DATA IN THIS EXERCISE>
● ● ●

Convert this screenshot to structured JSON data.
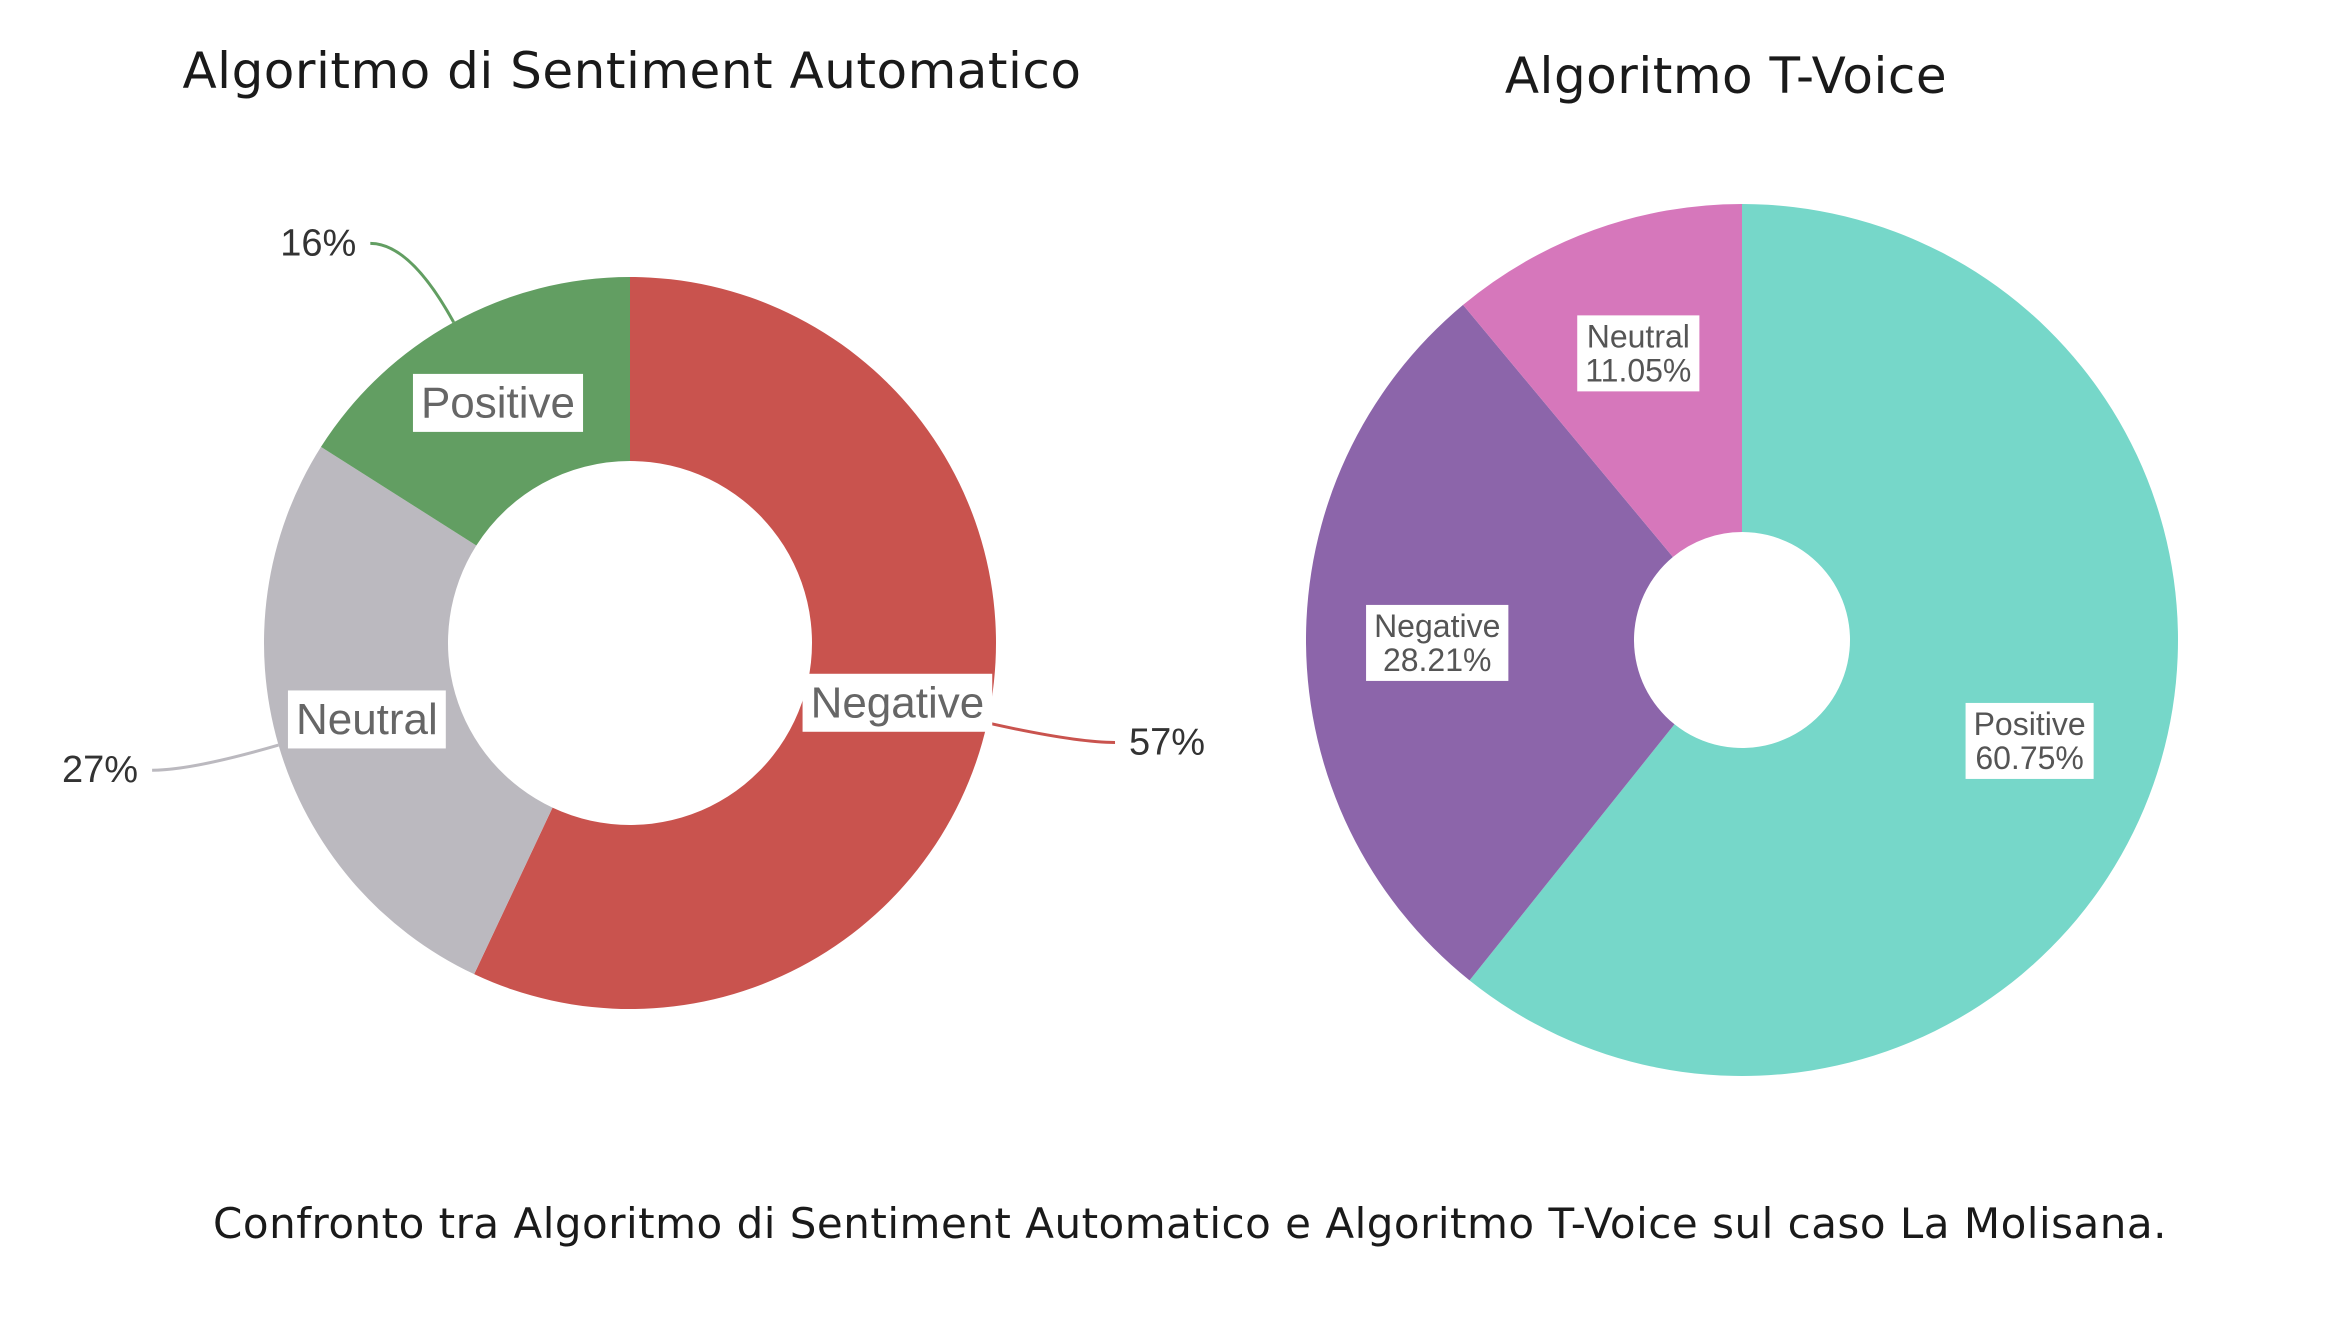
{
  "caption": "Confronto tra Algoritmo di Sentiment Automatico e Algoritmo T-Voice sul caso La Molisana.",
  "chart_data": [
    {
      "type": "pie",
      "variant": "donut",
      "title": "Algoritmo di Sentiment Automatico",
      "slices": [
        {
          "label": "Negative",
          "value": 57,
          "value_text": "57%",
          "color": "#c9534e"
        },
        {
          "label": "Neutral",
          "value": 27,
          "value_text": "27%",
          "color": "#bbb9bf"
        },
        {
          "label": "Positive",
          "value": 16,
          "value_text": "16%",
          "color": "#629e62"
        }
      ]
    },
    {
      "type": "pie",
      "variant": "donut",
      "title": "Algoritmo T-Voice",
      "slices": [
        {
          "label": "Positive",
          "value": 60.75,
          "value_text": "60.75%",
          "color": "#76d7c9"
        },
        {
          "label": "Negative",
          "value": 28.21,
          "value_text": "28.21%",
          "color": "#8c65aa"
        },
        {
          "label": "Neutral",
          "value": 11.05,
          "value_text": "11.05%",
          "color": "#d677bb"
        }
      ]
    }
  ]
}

● ● ●

TASK TO CARRY OUT>
Every line above should be returned word for word, with the pictures left behind.

FINISHED ANSWER>
Convert this screenshot to structured JSON data.
{
  "caption": "Confronto tra Algoritmo di Sentiment Automatico e Algoritmo T-Voice sul caso La Molisana.",
  "chart_data": [
    {
      "type": "pie",
      "variant": "donut",
      "title": "Algoritmo di Sentiment Automatico",
      "slices": [
        {
          "label": "Negative",
          "value": 57,
          "value_text": "57%",
          "color": "#c9534e"
        },
        {
          "label": "Neutral",
          "value": 27,
          "value_text": "27%",
          "color": "#bbb9bf"
        },
        {
          "label": "Positive",
          "value": 16,
          "value_text": "16%",
          "color": "#629e62"
        }
      ]
    },
    {
      "type": "pie",
      "variant": "donut",
      "title": "Algoritmo T-Voice",
      "slices": [
        {
          "label": "Positive",
          "value": 60.75,
          "value_text": "60.75%",
          "color": "#76d7c9"
        },
        {
          "label": "Negative",
          "value": 28.21,
          "value_text": "28.21%",
          "color": "#8c65aa"
        },
        {
          "label": "Neutral",
          "value": 11.05,
          "value_text": "11.05%",
          "color": "#d677bb"
        }
      ]
    }
  ]
}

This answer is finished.